## Exercise aim
Please write the listing below out again exactly, leaving every picture behind.

* Start *

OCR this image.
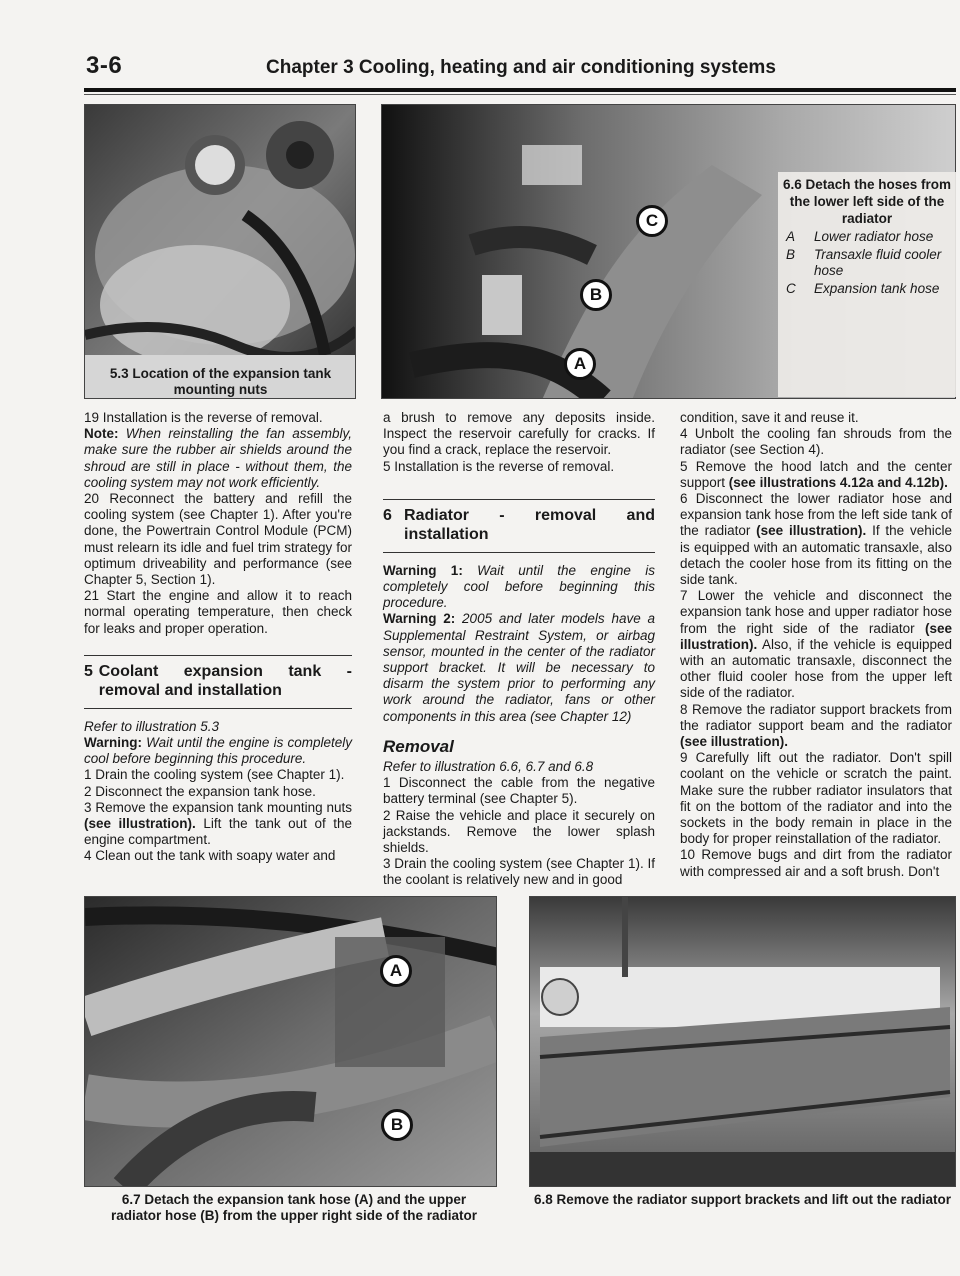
3-6	Chapter 3 Cooling, heating and air conditioning systems
5.3 Location of the expansion tank mounting nuts
C
B
A
6.6 Detach the hoses from the lower left side of the radiator
A	Lower radiator hose
B	Transaxle fluid cooler hose
C	Expansion tank hose

19 Installation is the reverse of removal.

Note: When reinstalling the fan assembly, make sure the rubber air shields around the shroud are still in place - without them, the cooling system may not work efficiently.

20 Reconnect the battery and refill the cooling system (see Chapter 1). After you're done, the Powertrain Control Module (PCM) must relearn its idle and fuel trim strategy for optimum driveability and performance (see Chapter 5, Section 1).

21 Start the engine and allow it to reach normal operating temperature, then check for leaks and proper operation.

5 Coolant expansion tank - removal and installation

Refer to illustration 5.3

Warning: Wait until the engine is completely cool before beginning this procedure.

1 Drain the cooling system (see Chapter 1).

2 Disconnect the expansion tank hose.

3 Remove the expansion tank mounting nuts (see illustration). Lift the tank out of the engine compartment.

4 Clean out the tank with soapy water and

a brush to remove any deposits inside. Inspect the reservoir carefully for cracks. If you find a crack, replace the reservoir.

5 Installation is the reverse of removal.

6 Radiator - removal and installation

Warning 1: Wait until the engine is completely cool before beginning this procedure.

Warning 2: 2005 and later models have a Supplemental Restraint System, or airbag sensor, mounted in the center of the radiator support bracket. It will be necessary to disarm the system prior to performing any work around the radiator, fans or other components in this area (see Chapter 12)

Removal

Refer to illustration 6.6, 6.7 and 6.8

1 Disconnect the cable from the negative battery terminal (see Chapter 5).

2 Raise the vehicle and place it securely on jackstands. Remove the lower splash shields.

3 Drain the cooling system (see Chapter 1). If the coolant is relatively new and in good

condition, save it and reuse it.

4 Unbolt the cooling fan shrouds from the radiator (see Section 4).

5 Remove the hood latch and the center support (see illustrations 4.12a and 4.12b).

6 Disconnect the lower radiator hose and expansion tank hose from the left side tank of the radiator (see illustration). If the vehicle is equipped with an automatic transaxle, also detach the cooler hose from its fitting on the side tank.

7 Lower the vehicle and disconnect the expansion tank hose and upper radiator hose from the right side of the radiator (see illustration). Also, if the vehicle is equipped with an automatic transaxle, disconnect the other fluid cooler hose from the upper left side of the radiator.

8 Remove the radiator support brackets from the radiator support beam and the radiator (see illustration).

9 Carefully lift out the radiator. Don't spill coolant on the vehicle or scratch the paint. Make sure the rubber radiator insulators that fit on the bottom of the radiator and into the sockets in the body remain in place in the body for proper reinstallation of the radiator.

10 Remove bugs and dirt from the radiator with compressed air and a soft brush. Don't

A
B
6.7 Detach the expansion tank hose (A) and the upper radiator hose (B) from the upper right side of the radiator
6.8 Remove the radiator support brackets and lift out the radiator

* End *

## Output for this task
OCR this image.
3-6	Chapter 3 Cooling, heating and air conditioning systems
5.3 Location of the expansion tank mounting nuts
C
B
A
6.6 Detach the hoses from the lower left side of the radiator
A	Lower radiator hose
B	Transaxle fluid cooler hose
C	Expansion tank hose

19 Installation is the reverse of removal.

Note: When reinstalling the fan assembly, make sure the rubber air shields around the shroud are still in place - without them, the cooling system may not work efficiently.

20 Reconnect the battery and refill the cooling system (see Chapter 1). After you're done, the Powertrain Control Module (PCM) must relearn its idle and fuel trim strategy for optimum driveability and performance (see Chapter 5, Section 1).

21 Start the engine and allow it to reach normal operating temperature, then check for leaks and proper operation.

5 Coolant expansion tank - removal and installation

Refer to illustration 5.3

Warning: Wait until the engine is completely cool before beginning this procedure.

1 Drain the cooling system (see Chapter 1).

2 Disconnect the expansion tank hose.

3 Remove the expansion tank mounting nuts (see illustration). Lift the tank out of the engine compartment.

4 Clean out the tank with soapy water and

a brush to remove any deposits inside. Inspect the reservoir carefully for cracks. If you find a crack, replace the reservoir.

5 Installation is the reverse of removal.

6 Radiator - removal and installation

Warning 1: Wait until the engine is completely cool before beginning this procedure.

Warning 2: 2005 and later models have a Supplemental Restraint System, or airbag sensor, mounted in the center of the radiator support bracket. It will be necessary to disarm the system prior to performing any work around the radiator, fans or other components in this area (see Chapter 12)

Removal

Refer to illustration 6.6, 6.7 and 6.8

1 Disconnect the cable from the negative battery terminal (see Chapter 5).

2 Raise the vehicle and place it securely on jackstands. Remove the lower splash shields.

3 Drain the cooling system (see Chapter 1). If the coolant is relatively new and in good

condition, save it and reuse it.

4 Unbolt the cooling fan shrouds from the radiator (see Section 4).

5 Remove the hood latch and the center support (see illustrations 4.12a and 4.12b).

6 Disconnect the lower radiator hose and expansion tank hose from the left side tank of the radiator (see illustration). If the vehicle is equipped with an automatic transaxle, also detach the cooler hose from its fitting on the side tank.

7 Lower the vehicle and disconnect the expansion tank hose and upper radiator hose from the right side of the radiator (see illustration). Also, if the vehicle is equipped with an automatic transaxle, disconnect the other fluid cooler hose from the upper left side of the radiator.

8 Remove the radiator support brackets from the radiator support beam and the radiator (see illustration).

9 Carefully lift out the radiator. Don't spill coolant on the vehicle or scratch the paint. Make sure the rubber radiator insulators that fit on the bottom of the radiator and into the sockets in the body remain in place in the body for proper reinstallation of the radiator.

10 Remove bugs and dirt from the radiator with compressed air and a soft brush. Don't

A
B
6.7 Detach the expansion tank hose (A) and the upper radiator hose (B) from the upper right side of the radiator
6.8 Remove the radiator support brackets and lift out the radiator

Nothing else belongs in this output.